[start EXCERPTED TEXT]

Talking about supposedly true Bigfoot stories with John Portanova, I stop him for a clarification: Does he mean true or “true”? “Oh no, I believe in Bigfoot,” insists Portanova, the 29-year-old writer/director of Valley of the Sasquatch. Making its third stop on the festival circuit at SIFF, the low-budget indie is the Burien-based Portanova’s first as director. He’s alsready been cranking ’em out at an impressive rate, one genre movie per year, working in different capacities for The October People, a production outfit he co-founded with partners Jeremy Berg and Matt Medisch. (Prior titles are 2013’s horror flick The Invoking and 2014’s sci-fi thriller The Device; this is the company’s first effort to reach SIFF.)
Shot in just 23 days last summer (in and around the Mountaineers’ Meany Lodge near Stampede Pass), replete with bickering characters and practical gore effects, Portanova’s horror film shows traces of 1968’s Night of the Living Dead in its bloodstream. “Definitely!” says Portanova during a recent Skype chat; he’s an avowed cult-film aficionado. “People in a cabin fighting off Bigfoot—as soon I heard the true story that inspired the spine of the script, I knew that this would be like Night of the Living Dead, except with Bigfoot instead of zombies or gang-bangers [as in Assault on Precinct 13].”
In the film, a father (Jason Vail) drags his reluctant son (Mils Joris-Peyrafitte) to live in and renovate their crappy cabin in the Northwest woods. Tension piles onto their already strained relationship when a couple of Dad’s buddies (David Saucedo and D’Angelo Midili) show up. Add alcohol and firearms. Then commence with the all-night Sasquatch siege! And, as Night of the Living Dead showed, the humans are every bit as much the problem as the monsters.
Portanova intends for VOTS to join the Bigfoot horror subgenre (part of the larger Bigfoot shelf at Scarecrow). “It’s funny,” he says, “most people, when they think Bigfoot movies, they think Harry and the Hendersons, and it ends there. But in reality there are hundreds of Bigfoot movies. There’s actually a book called The Bigfoot Filmography that is specifically about Bigfoot movies, several hundred pages long. And either they’re family movies like Harry and the Hendersons or they’re horror. So before writing the script, I just watched as many as I could and took what I didn’t like that those movies did, and did it differently in mine.”

[end EXCERPTED TEXT]
[start GIVEN RECORDS]

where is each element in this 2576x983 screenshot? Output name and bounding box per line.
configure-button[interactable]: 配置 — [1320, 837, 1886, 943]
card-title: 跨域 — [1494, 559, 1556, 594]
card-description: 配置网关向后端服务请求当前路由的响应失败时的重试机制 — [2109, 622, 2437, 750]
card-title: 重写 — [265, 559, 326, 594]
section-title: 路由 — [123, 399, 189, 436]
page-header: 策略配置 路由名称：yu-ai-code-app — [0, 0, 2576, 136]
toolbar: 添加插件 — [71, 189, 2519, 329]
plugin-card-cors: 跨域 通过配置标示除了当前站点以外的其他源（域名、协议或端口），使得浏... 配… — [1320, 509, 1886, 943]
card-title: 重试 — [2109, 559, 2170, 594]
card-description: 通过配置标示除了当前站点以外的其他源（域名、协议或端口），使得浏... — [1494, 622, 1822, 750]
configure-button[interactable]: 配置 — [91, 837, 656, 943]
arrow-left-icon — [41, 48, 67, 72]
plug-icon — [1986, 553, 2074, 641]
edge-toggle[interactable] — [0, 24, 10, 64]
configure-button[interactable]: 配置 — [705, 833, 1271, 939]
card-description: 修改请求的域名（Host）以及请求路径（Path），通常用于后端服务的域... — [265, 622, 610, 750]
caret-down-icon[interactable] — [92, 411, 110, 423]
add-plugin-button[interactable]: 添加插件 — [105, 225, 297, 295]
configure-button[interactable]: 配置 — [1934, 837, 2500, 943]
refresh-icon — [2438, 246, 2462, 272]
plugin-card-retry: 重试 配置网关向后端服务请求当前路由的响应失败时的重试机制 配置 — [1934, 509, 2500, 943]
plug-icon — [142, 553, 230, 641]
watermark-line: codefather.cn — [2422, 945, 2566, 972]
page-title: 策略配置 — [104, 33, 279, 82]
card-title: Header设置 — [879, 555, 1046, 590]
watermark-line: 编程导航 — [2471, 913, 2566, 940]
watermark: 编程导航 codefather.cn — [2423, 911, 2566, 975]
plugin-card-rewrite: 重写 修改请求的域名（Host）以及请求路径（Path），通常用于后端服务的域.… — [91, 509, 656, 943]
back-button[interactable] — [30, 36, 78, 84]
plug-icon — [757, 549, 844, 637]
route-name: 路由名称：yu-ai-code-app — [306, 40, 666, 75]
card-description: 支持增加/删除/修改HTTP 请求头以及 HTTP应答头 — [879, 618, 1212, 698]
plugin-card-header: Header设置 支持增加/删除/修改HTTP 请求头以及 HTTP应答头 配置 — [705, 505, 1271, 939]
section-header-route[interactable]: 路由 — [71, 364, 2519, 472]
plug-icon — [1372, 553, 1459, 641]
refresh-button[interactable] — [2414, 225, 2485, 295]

[end GIVEN RECORDS]

| YOUR INSTRUCTIONS |
Retype the article on the Bigfoot film exactly, everything from "Talking about supposedly" down to "to reach SIFF.)".

| RESULT FOR THIS TASK |
Talking about supposedly true Bigfoot stories with John Portanova, I stop him for a clarification: Does he mean true or “true”? “Oh no, I believe in Bigfoot,” insists Portanova, the 29-year-old writer/director of Valley of the Sasquatch. Making its third stop on the festival circuit at SIFF, the low-budget indie is the Burien-based Portanova’s first as director. He’s alsready been cranking ’em out at an impressive rate, one genre movie per year, working in different capacities for The October People, a production outfit he co-founded with partners Jeremy Berg and Matt Medisch. (Prior titles are 2013’s horror flick The Invoking and 2014’s sci-fi thriller The Device; this is the company’s first effort to reach SIFF.)